Data extracted from a collection
════════

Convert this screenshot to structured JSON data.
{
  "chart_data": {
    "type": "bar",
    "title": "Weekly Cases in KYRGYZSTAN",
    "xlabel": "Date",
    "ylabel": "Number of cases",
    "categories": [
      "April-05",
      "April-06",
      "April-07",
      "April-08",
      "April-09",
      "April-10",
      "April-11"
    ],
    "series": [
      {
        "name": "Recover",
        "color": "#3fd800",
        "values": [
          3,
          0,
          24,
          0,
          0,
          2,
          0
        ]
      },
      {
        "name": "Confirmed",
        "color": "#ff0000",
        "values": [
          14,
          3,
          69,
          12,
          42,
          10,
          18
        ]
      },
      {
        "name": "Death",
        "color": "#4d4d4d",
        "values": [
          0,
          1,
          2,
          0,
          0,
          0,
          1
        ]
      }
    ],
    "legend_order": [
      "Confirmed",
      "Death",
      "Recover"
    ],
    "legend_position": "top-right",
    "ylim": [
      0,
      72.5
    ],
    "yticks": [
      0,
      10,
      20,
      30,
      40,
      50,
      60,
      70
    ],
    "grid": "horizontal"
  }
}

════════

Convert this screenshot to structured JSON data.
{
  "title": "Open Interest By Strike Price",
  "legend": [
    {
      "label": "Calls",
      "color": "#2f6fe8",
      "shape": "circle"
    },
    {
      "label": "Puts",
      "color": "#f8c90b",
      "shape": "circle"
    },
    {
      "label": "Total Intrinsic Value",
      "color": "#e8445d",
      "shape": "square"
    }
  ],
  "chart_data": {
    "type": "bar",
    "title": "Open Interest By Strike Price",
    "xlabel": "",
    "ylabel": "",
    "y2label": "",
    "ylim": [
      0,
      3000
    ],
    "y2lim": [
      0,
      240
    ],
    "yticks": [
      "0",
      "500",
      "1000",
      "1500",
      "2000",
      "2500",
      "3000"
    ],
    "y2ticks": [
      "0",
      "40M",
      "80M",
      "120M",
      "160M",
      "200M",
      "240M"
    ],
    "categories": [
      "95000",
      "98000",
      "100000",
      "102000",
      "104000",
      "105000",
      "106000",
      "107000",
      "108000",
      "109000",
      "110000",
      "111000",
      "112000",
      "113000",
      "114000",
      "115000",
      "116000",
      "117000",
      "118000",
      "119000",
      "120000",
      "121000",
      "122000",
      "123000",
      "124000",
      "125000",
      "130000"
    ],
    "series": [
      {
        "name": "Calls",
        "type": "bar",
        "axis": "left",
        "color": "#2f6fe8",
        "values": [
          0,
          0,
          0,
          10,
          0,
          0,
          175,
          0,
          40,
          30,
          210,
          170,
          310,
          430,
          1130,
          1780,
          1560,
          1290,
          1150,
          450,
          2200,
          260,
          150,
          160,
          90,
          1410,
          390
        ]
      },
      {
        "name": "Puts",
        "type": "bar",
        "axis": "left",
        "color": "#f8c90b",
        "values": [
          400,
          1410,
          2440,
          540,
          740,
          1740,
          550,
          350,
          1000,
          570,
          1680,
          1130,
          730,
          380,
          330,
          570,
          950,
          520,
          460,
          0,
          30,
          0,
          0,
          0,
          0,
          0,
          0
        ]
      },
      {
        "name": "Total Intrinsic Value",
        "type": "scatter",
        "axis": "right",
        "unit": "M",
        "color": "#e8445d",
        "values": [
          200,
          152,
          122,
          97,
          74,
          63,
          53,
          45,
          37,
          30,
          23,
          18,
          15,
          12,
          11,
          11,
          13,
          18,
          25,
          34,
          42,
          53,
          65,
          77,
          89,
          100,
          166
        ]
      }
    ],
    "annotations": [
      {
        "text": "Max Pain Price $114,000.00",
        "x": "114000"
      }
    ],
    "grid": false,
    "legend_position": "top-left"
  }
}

════════

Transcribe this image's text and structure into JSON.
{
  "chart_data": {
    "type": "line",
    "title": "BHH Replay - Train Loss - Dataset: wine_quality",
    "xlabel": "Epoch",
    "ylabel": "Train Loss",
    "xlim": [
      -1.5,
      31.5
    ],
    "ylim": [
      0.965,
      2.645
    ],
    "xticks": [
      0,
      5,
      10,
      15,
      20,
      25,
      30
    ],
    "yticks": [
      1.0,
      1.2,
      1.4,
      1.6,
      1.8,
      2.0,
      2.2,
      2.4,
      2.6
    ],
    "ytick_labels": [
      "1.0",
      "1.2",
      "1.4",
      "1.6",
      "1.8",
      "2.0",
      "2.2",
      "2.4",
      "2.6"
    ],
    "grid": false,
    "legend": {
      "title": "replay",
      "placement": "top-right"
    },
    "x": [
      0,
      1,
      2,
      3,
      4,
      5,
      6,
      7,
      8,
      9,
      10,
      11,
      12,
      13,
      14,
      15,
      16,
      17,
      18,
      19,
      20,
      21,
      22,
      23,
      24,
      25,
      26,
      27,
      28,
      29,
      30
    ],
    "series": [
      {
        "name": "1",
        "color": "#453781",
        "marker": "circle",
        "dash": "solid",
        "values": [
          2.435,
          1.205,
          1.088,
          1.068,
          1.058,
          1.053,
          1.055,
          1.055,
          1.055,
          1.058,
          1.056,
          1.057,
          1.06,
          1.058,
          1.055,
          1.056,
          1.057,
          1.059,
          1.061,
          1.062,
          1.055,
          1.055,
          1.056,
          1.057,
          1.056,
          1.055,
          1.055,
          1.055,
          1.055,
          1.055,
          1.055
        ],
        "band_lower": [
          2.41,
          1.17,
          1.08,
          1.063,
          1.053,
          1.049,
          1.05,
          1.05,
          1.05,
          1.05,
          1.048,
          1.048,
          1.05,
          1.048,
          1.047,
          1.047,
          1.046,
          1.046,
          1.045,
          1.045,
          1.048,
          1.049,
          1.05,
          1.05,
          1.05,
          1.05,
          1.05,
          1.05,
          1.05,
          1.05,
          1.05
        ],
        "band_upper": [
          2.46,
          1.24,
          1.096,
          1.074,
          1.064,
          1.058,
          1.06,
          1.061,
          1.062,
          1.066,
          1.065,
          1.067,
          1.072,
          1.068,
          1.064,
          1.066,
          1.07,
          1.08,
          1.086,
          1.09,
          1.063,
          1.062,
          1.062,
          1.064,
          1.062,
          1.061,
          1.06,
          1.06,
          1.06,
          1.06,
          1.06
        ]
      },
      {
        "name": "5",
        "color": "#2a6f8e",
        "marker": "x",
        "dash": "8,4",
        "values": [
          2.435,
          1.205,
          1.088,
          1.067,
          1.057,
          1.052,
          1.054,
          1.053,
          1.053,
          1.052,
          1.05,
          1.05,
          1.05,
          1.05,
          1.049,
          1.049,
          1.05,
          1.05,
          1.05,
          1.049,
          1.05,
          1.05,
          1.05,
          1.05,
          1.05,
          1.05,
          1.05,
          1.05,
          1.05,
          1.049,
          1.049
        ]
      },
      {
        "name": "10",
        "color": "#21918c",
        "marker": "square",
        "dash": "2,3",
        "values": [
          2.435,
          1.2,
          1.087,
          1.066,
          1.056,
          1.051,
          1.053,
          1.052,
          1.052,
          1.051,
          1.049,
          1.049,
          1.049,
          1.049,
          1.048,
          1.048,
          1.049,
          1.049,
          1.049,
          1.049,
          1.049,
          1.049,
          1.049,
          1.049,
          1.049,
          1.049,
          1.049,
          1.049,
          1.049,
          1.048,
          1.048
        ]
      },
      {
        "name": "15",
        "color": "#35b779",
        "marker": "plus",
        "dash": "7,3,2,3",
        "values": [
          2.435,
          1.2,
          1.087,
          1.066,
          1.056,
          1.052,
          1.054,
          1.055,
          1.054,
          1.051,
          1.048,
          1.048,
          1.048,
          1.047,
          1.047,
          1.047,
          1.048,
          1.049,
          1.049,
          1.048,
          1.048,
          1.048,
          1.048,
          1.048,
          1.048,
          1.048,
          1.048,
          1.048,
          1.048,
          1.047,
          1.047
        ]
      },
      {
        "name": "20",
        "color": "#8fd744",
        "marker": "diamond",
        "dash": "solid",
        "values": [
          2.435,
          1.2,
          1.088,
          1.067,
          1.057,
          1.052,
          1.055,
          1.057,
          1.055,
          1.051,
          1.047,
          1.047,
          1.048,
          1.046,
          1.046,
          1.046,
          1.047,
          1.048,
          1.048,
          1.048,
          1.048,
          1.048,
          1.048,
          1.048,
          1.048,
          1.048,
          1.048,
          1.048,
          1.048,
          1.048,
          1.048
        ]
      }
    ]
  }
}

════════

— EXERCISE —
Pick out all lines from the data above in which the word "Strike" appears.

— THE SOLUTION —
  "title": "Open Interest By Strike Price",
    "title": "Open Interest By Strike Price",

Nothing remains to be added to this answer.